The input
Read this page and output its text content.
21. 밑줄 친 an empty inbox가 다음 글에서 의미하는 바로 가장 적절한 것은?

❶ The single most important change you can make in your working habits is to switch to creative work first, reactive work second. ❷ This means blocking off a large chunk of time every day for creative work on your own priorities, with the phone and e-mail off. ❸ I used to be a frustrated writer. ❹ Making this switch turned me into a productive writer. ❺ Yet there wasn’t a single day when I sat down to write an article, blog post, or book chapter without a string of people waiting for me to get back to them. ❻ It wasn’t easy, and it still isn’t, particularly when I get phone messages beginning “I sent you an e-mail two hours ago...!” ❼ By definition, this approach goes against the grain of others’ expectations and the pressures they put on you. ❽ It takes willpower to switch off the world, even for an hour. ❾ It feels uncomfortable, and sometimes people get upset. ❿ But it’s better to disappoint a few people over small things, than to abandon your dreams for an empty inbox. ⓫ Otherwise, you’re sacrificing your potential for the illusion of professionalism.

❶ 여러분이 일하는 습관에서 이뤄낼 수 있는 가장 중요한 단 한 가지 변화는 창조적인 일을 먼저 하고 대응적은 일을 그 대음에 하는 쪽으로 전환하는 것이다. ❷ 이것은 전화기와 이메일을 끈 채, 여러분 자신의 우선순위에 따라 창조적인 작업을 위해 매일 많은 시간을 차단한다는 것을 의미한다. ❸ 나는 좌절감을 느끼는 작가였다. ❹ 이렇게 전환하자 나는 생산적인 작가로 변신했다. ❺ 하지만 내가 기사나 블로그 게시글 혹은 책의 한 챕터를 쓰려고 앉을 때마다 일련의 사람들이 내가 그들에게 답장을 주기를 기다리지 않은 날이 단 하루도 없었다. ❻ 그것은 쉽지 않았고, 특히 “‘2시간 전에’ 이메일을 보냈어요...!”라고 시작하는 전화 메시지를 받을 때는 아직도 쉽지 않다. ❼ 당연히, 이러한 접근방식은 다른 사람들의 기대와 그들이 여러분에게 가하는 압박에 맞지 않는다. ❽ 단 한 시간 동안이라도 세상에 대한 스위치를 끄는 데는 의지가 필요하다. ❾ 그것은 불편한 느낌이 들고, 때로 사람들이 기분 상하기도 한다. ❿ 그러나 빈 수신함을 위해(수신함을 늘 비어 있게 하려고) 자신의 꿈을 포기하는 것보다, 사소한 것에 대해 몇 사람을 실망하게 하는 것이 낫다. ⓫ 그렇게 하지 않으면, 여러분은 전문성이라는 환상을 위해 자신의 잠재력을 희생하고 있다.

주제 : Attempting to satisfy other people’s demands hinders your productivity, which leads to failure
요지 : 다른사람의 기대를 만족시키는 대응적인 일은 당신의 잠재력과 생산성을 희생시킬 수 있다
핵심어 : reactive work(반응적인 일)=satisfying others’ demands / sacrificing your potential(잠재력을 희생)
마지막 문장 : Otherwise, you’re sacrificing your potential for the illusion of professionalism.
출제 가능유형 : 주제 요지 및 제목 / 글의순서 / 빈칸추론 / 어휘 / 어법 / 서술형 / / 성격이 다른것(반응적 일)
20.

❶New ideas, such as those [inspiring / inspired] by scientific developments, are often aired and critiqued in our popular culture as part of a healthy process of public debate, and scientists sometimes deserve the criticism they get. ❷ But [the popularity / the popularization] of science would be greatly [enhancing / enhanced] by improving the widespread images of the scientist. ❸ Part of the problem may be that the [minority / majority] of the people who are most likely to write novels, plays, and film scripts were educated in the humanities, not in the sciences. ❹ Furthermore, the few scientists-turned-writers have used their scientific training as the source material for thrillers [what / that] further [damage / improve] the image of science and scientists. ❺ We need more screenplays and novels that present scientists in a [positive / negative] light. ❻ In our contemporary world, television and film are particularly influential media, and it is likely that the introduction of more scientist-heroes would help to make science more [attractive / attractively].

Exercise
Return the lines above exactly, keeping every word.

The response
Read this page and output its text content.
21. 밑줄 친 an empty inbox가 다음 글에서 의미하는 바로 가장 적절한 것은?

❶ The single most important change you can make in your working habits is to switch to creative work first, reactive work second. ❷ This means blocking off a large chunk of time every day for creative work on your own priorities, with the phone and e-mail off. ❸ I used to be a frustrated writer. ❹ Making this switch turned me into a productive writer. ❺ Yet there wasn’t a single day when I sat down to write an article, blog post, or book chapter without a string of people waiting for me to get back to them. ❻ It wasn’t easy, and it still isn’t, particularly when I get phone messages beginning “I sent you an e-mail two hours ago...!” ❼ By definition, this approach goes against the grain of others’ expectations and the pressures they put on you. ❽ It takes willpower to switch off the world, even for an hour. ❾ It feels uncomfortable, and sometimes people get upset. ❿ But it’s better to disappoint a few people over small things, than to abandon your dreams for an empty inbox. ⓫ Otherwise, you’re sacrificing your potential for the illusion of professionalism.

❶ 여러분이 일하는 습관에서 이뤄낼 수 있는 가장 중요한 단 한 가지 변화는 창조적인 일을 먼저 하고 대응적은 일을 그 대음에 하는 쪽으로 전환하는 것이다. ❷ 이것은 전화기와 이메일을 끈 채, 여러분 자신의 우선순위에 따라 창조적인 작업을 위해 매일 많은 시간을 차단한다는 것을 의미한다. ❸ 나는 좌절감을 느끼는 작가였다. ❹ 이렇게 전환하자 나는 생산적인 작가로 변신했다. ❺ 하지만 내가 기사나 블로그 게시글 혹은 책의 한 챕터를 쓰려고 앉을 때마다 일련의 사람들이 내가 그들에게 답장을 주기를 기다리지 않은 날이 단 하루도 없었다. ❻ 그것은 쉽지 않았고, 특히 “‘2시간 전에’ 이메일을 보냈어요...!”라고 시작하는 전화 메시지를 받을 때는 아직도 쉽지 않다. ❼ 당연히, 이러한 접근방식은 다른 사람들의 기대와 그들이 여러분에게 가하는 압박에 맞지 않는다. ❽ 단 한 시간 동안이라도 세상에 대한 스위치를 끄는 데는 의지가 필요하다. ❾ 그것은 불편한 느낌이 들고, 때로 사람들이 기분 상하기도 한다. ❿ 그러나 빈 수신함을 위해(수신함을 늘 비어 있게 하려고) 자신의 꿈을 포기하는 것보다, 사소한 것에 대해 몇 사람을 실망하게 하는 것이 낫다. ⓫ 그렇게 하지 않으면, 여러분은 전문성이라는 환상을 위해 자신의 잠재력을 희생하고 있다.

주제 : Attempting to satisfy other people’s demands hinders your productivity, which leads to failure
요지 : 다른사람의 기대를 만족시키는 대응적인 일은 당신의 잠재력과 생산성을 희생시킬 수 있다
핵심어 : reactive work(반응적인 일)=satisfying others’ demands / sacrificing your potential(잠재력을 희생)
마지막 문장 : Otherwise, you’re sacrificing your potential for the illusion of professionalism.
출제 가능유형 : 주제 요지 및 제목 / 글의순서 / 빈칸추론 / 어휘 / 어법 / 서술형 / / 성격이 다른것(반응적 일)
20.

❶New ideas, such as those [inspiring / inspired] by scientific developments, are often aired and critiqued in our popular culture as part of a healthy process of public debate, and scientists sometimes deserve the criticism they get. ❷ But [the popularity / the popularization] of science would be greatly [enhancing / enhanced] by improving the widespread images of the scientist. ❸ Part of the problem may be that the [minority / majority] of the people who are most likely to write novels, plays, and film scripts were educated in the humanities, not in the sciences. ❹ Furthermore, the few scientists-turned-writers have used their scientific training as the source material for thrillers [what / that] further [damage / improve] the image of science and scientists. ❺ We need more screenplays and novels that present scientists in a [positive / negative] light. ❻ In our contemporary world, television and film are particularly influential media, and it is likely that the introduction of more scientist-heroes would help to make science more [attractive / attractively].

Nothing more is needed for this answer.